- _What is asked_: Which lines in the records below contain the string "group"? Gather and copy out each of those lines, treating uppercase and lowercase letters as different.
%%
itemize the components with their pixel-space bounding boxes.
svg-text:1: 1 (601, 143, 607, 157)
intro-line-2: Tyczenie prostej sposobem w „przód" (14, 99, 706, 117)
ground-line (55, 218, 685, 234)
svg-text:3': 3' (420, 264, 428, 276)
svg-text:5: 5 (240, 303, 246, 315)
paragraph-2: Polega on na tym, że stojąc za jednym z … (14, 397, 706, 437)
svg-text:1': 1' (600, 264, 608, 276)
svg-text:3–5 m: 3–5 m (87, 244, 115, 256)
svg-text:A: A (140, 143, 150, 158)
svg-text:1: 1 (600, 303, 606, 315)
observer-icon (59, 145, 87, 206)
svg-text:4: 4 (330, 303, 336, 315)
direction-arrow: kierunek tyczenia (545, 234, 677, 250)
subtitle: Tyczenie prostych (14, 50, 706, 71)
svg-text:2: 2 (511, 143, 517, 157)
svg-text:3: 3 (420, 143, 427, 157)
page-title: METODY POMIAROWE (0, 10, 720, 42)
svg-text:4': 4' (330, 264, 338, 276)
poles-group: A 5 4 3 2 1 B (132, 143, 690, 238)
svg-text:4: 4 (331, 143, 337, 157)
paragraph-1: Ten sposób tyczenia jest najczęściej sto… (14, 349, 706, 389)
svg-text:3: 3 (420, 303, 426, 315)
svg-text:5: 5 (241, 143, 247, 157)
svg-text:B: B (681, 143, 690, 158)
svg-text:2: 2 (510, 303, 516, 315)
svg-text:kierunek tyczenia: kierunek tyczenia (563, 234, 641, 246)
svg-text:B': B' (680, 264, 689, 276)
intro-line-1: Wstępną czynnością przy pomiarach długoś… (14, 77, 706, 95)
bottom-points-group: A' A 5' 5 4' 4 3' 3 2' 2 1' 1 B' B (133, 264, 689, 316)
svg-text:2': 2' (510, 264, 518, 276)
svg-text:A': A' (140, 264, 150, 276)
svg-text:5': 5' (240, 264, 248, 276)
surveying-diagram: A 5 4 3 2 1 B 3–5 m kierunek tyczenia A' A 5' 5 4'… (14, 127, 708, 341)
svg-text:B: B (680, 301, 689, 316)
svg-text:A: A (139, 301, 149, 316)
%%
- _Correct response_:
poles-group: A 5 4 3 2 1 B (132, 143, 690, 238)
bottom-points-group: A' A 5' 5 4' 4 3' 3 2' 2 1' 1 B' B (133, 264, 689, 316)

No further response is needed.